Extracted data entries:
-- begin --
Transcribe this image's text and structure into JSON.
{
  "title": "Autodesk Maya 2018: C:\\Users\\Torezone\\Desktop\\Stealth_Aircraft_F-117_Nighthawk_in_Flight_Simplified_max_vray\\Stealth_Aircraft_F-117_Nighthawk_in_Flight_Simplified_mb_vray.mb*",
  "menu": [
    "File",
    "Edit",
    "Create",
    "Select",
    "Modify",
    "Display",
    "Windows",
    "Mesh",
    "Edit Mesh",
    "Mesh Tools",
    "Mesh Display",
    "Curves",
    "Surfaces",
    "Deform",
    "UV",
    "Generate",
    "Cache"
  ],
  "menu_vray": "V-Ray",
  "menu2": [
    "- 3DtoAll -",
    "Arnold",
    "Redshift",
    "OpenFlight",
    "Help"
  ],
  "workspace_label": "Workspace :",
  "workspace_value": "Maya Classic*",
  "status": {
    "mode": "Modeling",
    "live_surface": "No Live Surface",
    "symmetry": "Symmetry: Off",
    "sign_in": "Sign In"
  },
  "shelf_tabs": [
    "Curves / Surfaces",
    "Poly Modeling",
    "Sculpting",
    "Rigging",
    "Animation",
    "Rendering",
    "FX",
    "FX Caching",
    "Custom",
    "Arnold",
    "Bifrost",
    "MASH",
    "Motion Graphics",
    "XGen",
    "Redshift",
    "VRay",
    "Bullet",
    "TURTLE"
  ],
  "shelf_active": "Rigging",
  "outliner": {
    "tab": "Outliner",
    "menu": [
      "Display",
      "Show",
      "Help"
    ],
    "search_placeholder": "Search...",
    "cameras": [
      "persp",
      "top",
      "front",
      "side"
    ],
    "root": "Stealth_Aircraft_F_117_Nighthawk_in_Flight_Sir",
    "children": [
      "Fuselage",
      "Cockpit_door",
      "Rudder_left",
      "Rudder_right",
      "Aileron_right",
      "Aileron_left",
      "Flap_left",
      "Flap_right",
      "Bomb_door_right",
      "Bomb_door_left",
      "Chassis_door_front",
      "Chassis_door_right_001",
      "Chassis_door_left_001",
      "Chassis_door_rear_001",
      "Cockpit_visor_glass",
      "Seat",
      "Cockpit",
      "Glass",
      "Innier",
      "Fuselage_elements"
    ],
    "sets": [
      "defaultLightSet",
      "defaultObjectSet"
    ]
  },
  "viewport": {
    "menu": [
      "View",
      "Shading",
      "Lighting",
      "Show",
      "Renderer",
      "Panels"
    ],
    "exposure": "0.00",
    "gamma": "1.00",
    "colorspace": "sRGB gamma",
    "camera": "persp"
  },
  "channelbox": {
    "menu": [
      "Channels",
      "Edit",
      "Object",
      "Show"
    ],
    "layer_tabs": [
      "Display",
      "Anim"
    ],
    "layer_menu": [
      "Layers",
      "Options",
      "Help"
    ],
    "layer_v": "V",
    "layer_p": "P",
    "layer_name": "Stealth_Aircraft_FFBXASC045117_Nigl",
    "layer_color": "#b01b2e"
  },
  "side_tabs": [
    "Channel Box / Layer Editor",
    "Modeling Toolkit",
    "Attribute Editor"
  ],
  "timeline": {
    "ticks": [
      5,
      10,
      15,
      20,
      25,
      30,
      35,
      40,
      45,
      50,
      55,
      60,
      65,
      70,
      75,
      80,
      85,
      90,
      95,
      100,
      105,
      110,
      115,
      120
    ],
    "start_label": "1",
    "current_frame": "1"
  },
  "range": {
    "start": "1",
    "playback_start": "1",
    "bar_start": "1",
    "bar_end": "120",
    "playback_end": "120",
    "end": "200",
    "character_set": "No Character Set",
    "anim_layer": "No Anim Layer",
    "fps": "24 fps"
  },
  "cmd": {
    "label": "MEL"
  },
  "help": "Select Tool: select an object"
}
-- end --
Task to complete: Print the material above once more, exactly.

Complete output:
Transcribe this image's text and structure into JSON.
{
  "title": "Autodesk Maya 2018: C:\\Users\\Torezone\\Desktop\\Stealth_Aircraft_F-117_Nighthawk_in_Flight_Simplified_max_vray\\Stealth_Aircraft_F-117_Nighthawk_in_Flight_Simplified_mb_vray.mb*",
  "menu": [
    "File",
    "Edit",
    "Create",
    "Select",
    "Modify",
    "Display",
    "Windows",
    "Mesh",
    "Edit Mesh",
    "Mesh Tools",
    "Mesh Display",
    "Curves",
    "Surfaces",
    "Deform",
    "UV",
    "Generate",
    "Cache"
  ],
  "menu_vray": "V-Ray",
  "menu2": [
    "- 3DtoAll -",
    "Arnold",
    "Redshift",
    "OpenFlight",
    "Help"
  ],
  "workspace_label": "Workspace :",
  "workspace_value": "Maya Classic*",
  "status": {
    "mode": "Modeling",
    "live_surface": "No Live Surface",
    "symmetry": "Symmetry: Off",
    "sign_in": "Sign In"
  },
  "shelf_tabs": [
    "Curves / Surfaces",
    "Poly Modeling",
    "Sculpting",
    "Rigging",
    "Animation",
    "Rendering",
    "FX",
    "FX Caching",
    "Custom",
    "Arnold",
    "Bifrost",
    "MASH",
    "Motion Graphics",
    "XGen",
    "Redshift",
    "VRay",
    "Bullet",
    "TURTLE"
  ],
  "shelf_active": "Rigging",
  "outliner": {
    "tab": "Outliner",
    "menu": [
      "Display",
      "Show",
      "Help"
    ],
    "search_placeholder": "Search...",
    "cameras": [
      "persp",
      "top",
      "front",
      "side"
    ],
    "root": "Stealth_Aircraft_F_117_Nighthawk_in_Flight_Sir",
    "children": [
      "Fuselage",
      "Cockpit_door",
      "Rudder_left",
      "Rudder_right",
      "Aileron_right",
      "Aileron_left",
      "Flap_left",
      "Flap_right",
      "Bomb_door_right",
      "Bomb_door_left",
      "Chassis_door_front",
      "Chassis_door_right_001",
      "Chassis_door_left_001",
      "Chassis_door_rear_001",
      "Cockpit_visor_glass",
      "Seat",
      "Cockpit",
      "Glass",
      "Innier",
      "Fuselage_elements"
    ],
    "sets": [
      "defaultLightSet",
      "defaultObjectSet"
    ]
  },
  "viewport": {
    "menu": [
      "View",
      "Shading",
      "Lighting",
      "Show",
      "Renderer",
      "Panels"
    ],
    "exposure": "0.00",
    "gamma": "1.00",
    "colorspace": "sRGB gamma",
    "camera": "persp"
  },
  "channelbox": {
    "menu": [
      "Channels",
      "Edit",
      "Object",
      "Show"
    ],
    "layer_tabs": [
      "Display",
      "Anim"
    ],
    "layer_menu": [
      "Layers",
      "Options",
      "Help"
    ],
    "layer_v": "V",
    "layer_p": "P",
    "layer_name": "Stealth_Aircraft_FFBXASC045117_Nigl",
    "layer_color": "#b01b2e"
  },
  "side_tabs": [
    "Channel Box / Layer Editor",
    "Modeling Toolkit",
    "Attribute Editor"
  ],
  "timeline": {
    "ticks": [
      5,
      10,
      15,
      20,
      25,
      30,
      35,
      40,
      45,
      50,
      55,
      60,
      65,
      70,
      75,
      80,
      85,
      90,
      95,
      100,
      105,
      110,
      115,
      120
    ],
    "start_label": "1",
    "current_frame": "1"
  },
  "range": {
    "start": "1",
    "playback_start": "1",
    "bar_start": "1",
    "bar_end": "120",
    "playback_end": "120",
    "end": "200",
    "character_set": "No Character Set",
    "anim_layer": "No Anim Layer",
    "fps": "24 fps"
  },
  "cmd": {
    "label": "MEL"
  },
  "help": "Select Tool: select an object"
}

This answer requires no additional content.